** BEGIN Input rows **

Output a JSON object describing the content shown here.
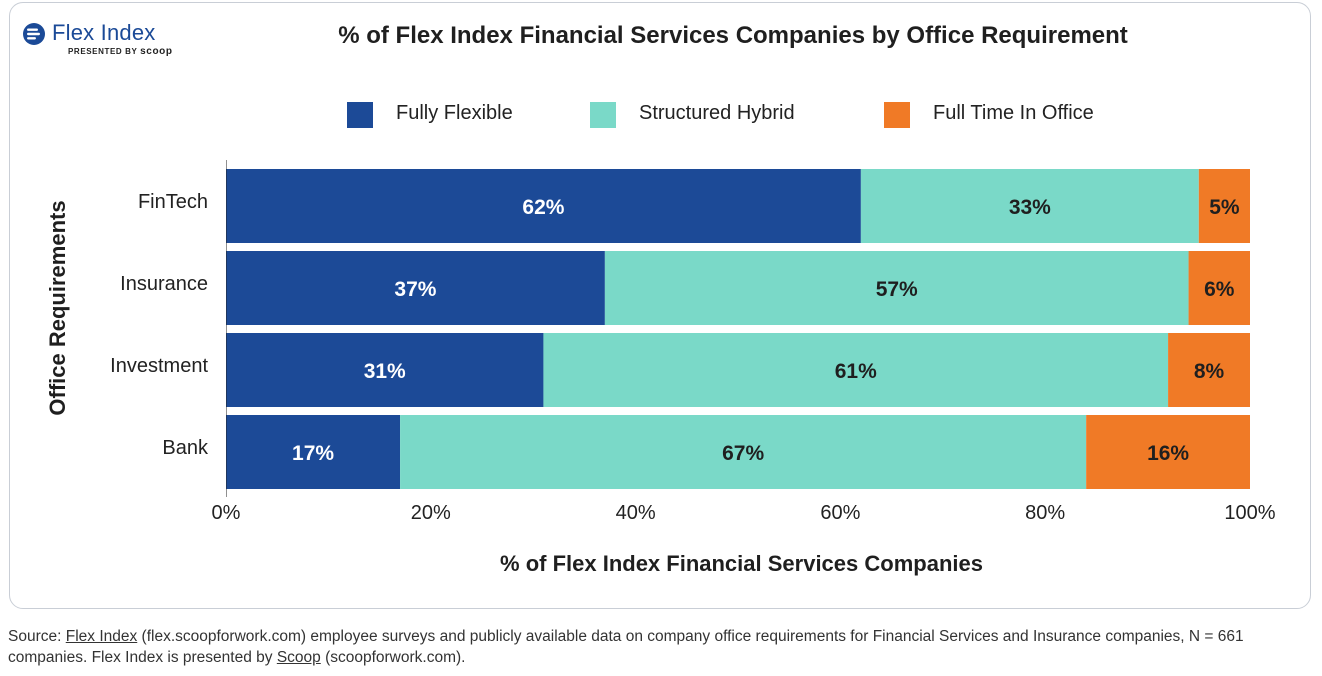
{
  "brand": {
    "name": "Flex Index",
    "presented_by": "PRESENTED BY",
    "presenter": "scoop",
    "color": "#1b4a97"
  },
  "chart_data": {
    "type": "bar",
    "orientation": "horizontal",
    "stacked": true,
    "title": "% of Flex Index Financial Services Companies by Office Requirement",
    "xlabel": "% of Flex Index Financial Services Companies",
    "ylabel": "Office Requirements",
    "categories": [
      "FinTech",
      "Insurance",
      "Investment",
      "Bank"
    ],
    "series": [
      {
        "name": "Fully Flexible",
        "color": "#1c4a97",
        "values": [
          62,
          37,
          31,
          17
        ],
        "labels": [
          "62%",
          "37%",
          "31%",
          "17%"
        ]
      },
      {
        "name": "Structured Hybrid",
        "color": "#7ad9c8",
        "values": [
          33,
          57,
          61,
          67
        ],
        "labels": [
          "33%",
          "57%",
          "61%",
          "67%"
        ]
      },
      {
        "name": "Full Time In Office",
        "color": "#f07a26",
        "values": [
          5,
          6,
          8,
          16
        ],
        "labels": [
          "5%",
          "6%",
          "8%",
          "16%"
        ]
      }
    ],
    "xlim": [
      0,
      100
    ],
    "xticks": [
      0,
      20,
      40,
      60,
      80,
      100
    ],
    "xtick_labels": [
      "0%",
      "20%",
      "40%",
      "60%",
      "80%",
      "100%"
    ],
    "legend_position": "top",
    "grid": false
  },
  "footer": {
    "source_prefix": "Source: ",
    "link1": "Flex Index",
    "text1": " (flex.scoopforwork.com) employee surveys and publicly available data on company office requirements for Financial Services and Insurance companies, N = 661 companies. Flex Index is presented by ",
    "link2": "Scoop",
    "text2": " (scoopforwork.com)."
  }
}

** END Input rows **

* Task statement *
Make a verbatim copy of all the entries and strip out the pictures.

* Written solution *
Output a JSON object describing the content shown here.
{
  "brand": {
    "name": "Flex Index",
    "presented_by": "PRESENTED BY",
    "presenter": "scoop",
    "color": "#1b4a97"
  },
  "chart_data": {
    "type": "bar",
    "orientation": "horizontal",
    "stacked": true,
    "title": "% of Flex Index Financial Services Companies by Office Requirement",
    "xlabel": "% of Flex Index Financial Services Companies",
    "ylabel": "Office Requirements",
    "categories": [
      "FinTech",
      "Insurance",
      "Investment",
      "Bank"
    ],
    "series": [
      {
        "name": "Fully Flexible",
        "color": "#1c4a97",
        "values": [
          62,
          37,
          31,
          17
        ],
        "labels": [
          "62%",
          "37%",
          "31%",
          "17%"
        ]
      },
      {
        "name": "Structured Hybrid",
        "color": "#7ad9c8",
        "values": [
          33,
          57,
          61,
          67
        ],
        "labels": [
          "33%",
          "57%",
          "61%",
          "67%"
        ]
      },
      {
        "name": "Full Time In Office",
        "color": "#f07a26",
        "values": [
          5,
          6,
          8,
          16
        ],
        "labels": [
          "5%",
          "6%",
          "8%",
          "16%"
        ]
      }
    ],
    "xlim": [
      0,
      100
    ],
    "xticks": [
      0,
      20,
      40,
      60,
      80,
      100
    ],
    "xtick_labels": [
      "0%",
      "20%",
      "40%",
      "60%",
      "80%",
      "100%"
    ],
    "legend_position": "top",
    "grid": false
  },
  "footer": {
    "source_prefix": "Source: ",
    "link1": "Flex Index",
    "text1": " (flex.scoopforwork.com) employee surveys and publicly available data on company office requirements for Financial Services and Insurance companies, N = 661 companies. Flex Index is presented by ",
    "link2": "Scoop",
    "text2": " (scoopforwork.com)."
  }
}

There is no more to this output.